Records for processing
--*--

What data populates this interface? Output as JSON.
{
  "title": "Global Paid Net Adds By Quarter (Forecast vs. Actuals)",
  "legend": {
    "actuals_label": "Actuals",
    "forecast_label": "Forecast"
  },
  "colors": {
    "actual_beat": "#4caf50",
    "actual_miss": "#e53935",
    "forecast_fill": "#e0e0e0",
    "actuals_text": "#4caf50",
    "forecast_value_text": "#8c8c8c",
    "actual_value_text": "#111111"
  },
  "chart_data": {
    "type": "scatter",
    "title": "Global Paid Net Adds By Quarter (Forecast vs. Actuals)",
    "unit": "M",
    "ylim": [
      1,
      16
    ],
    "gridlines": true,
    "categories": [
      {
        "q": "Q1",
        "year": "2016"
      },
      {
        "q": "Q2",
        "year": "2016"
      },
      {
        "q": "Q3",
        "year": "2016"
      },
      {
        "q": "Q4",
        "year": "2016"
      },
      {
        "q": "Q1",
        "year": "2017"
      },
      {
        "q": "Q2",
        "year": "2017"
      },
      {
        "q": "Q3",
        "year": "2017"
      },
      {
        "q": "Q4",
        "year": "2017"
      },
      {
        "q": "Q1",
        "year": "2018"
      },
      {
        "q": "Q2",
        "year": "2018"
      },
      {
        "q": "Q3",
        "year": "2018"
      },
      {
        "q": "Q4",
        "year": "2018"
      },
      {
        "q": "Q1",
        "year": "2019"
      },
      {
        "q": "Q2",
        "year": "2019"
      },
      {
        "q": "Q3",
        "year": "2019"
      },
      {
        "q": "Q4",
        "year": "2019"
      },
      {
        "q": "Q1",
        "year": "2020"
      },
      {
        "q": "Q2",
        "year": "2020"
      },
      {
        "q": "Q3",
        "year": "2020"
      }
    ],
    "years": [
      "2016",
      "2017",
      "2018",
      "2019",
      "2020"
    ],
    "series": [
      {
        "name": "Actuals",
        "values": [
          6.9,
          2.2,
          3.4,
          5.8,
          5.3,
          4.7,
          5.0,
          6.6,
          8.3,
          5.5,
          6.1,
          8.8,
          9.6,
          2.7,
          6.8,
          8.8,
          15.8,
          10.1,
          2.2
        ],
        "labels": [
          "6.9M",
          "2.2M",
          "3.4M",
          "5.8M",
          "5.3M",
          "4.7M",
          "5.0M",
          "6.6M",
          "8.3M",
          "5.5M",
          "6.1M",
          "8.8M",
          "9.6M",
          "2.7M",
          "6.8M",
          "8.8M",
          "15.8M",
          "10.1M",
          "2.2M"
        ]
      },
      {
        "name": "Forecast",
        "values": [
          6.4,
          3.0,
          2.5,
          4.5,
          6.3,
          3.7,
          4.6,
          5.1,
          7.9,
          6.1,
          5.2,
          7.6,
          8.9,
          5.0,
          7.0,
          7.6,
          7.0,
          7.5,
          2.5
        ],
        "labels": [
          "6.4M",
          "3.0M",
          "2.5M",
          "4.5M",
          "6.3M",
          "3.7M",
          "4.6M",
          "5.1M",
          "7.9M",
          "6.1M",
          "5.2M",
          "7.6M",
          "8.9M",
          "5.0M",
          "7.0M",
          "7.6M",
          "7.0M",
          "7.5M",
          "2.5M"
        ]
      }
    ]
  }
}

--*--

Request
Every record above should be output exactly.

Solution for this problem
What data populates this interface? Output as JSON.
{
  "title": "Global Paid Net Adds By Quarter (Forecast vs. Actuals)",
  "legend": {
    "actuals_label": "Actuals",
    "forecast_label": "Forecast"
  },
  "colors": {
    "actual_beat": "#4caf50",
    "actual_miss": "#e53935",
    "forecast_fill": "#e0e0e0",
    "actuals_text": "#4caf50",
    "forecast_value_text": "#8c8c8c",
    "actual_value_text": "#111111"
  },
  "chart_data": {
    "type": "scatter",
    "title": "Global Paid Net Adds By Quarter (Forecast vs. Actuals)",
    "unit": "M",
    "ylim": [
      1,
      16
    ],
    "gridlines": true,
    "categories": [
      {
        "q": "Q1",
        "year": "2016"
      },
      {
        "q": "Q2",
        "year": "2016"
      },
      {
        "q": "Q3",
        "year": "2016"
      },
      {
        "q": "Q4",
        "year": "2016"
      },
      {
        "q": "Q1",
        "year": "2017"
      },
      {
        "q": "Q2",
        "year": "2017"
      },
      {
        "q": "Q3",
        "year": "2017"
      },
      {
        "q": "Q4",
        "year": "2017"
      },
      {
        "q": "Q1",
        "year": "2018"
      },
      {
        "q": "Q2",
        "year": "2018"
      },
      {
        "q": "Q3",
        "year": "2018"
      },
      {
        "q": "Q4",
        "year": "2018"
      },
      {
        "q": "Q1",
        "year": "2019"
      },
      {
        "q": "Q2",
        "year": "2019"
      },
      {
        "q": "Q3",
        "year": "2019"
      },
      {
        "q": "Q4",
        "year": "2019"
      },
      {
        "q": "Q1",
        "year": "2020"
      },
      {
        "q": "Q2",
        "year": "2020"
      },
      {
        "q": "Q3",
        "year": "2020"
      }
    ],
    "years": [
      "2016",
      "2017",
      "2018",
      "2019",
      "2020"
    ],
    "series": [
      {
        "name": "Actuals",
        "values": [
          6.9,
          2.2,
          3.4,
          5.8,
          5.3,
          4.7,
          5.0,
          6.6,
          8.3,
          5.5,
          6.1,
          8.8,
          9.6,
          2.7,
          6.8,
          8.8,
          15.8,
          10.1,
          2.2
        ],
        "labels": [
          "6.9M",
          "2.2M",
          "3.4M",
          "5.8M",
          "5.3M",
          "4.7M",
          "5.0M",
          "6.6M",
          "8.3M",
          "5.5M",
          "6.1M",
          "8.8M",
          "9.6M",
          "2.7M",
          "6.8M",
          "8.8M",
          "15.8M",
          "10.1M",
          "2.2M"
        ]
      },
      {
        "name": "Forecast",
        "values": [
          6.4,
          3.0,
          2.5,
          4.5,
          6.3,
          3.7,
          4.6,
          5.1,
          7.9,
          6.1,
          5.2,
          7.6,
          8.9,
          5.0,
          7.0,
          7.6,
          7.0,
          7.5,
          2.5
        ],
        "labels": [
          "6.4M",
          "3.0M",
          "2.5M",
          "4.5M",
          "6.3M",
          "3.7M",
          "4.6M",
          "5.1M",
          "7.9M",
          "6.1M",
          "5.2M",
          "7.6M",
          "8.9M",
          "5.0M",
          "7.0M",
          "7.6M",
          "7.0M",
          "7.5M",
          "2.5M"
        ]
      }
    ]
  }
}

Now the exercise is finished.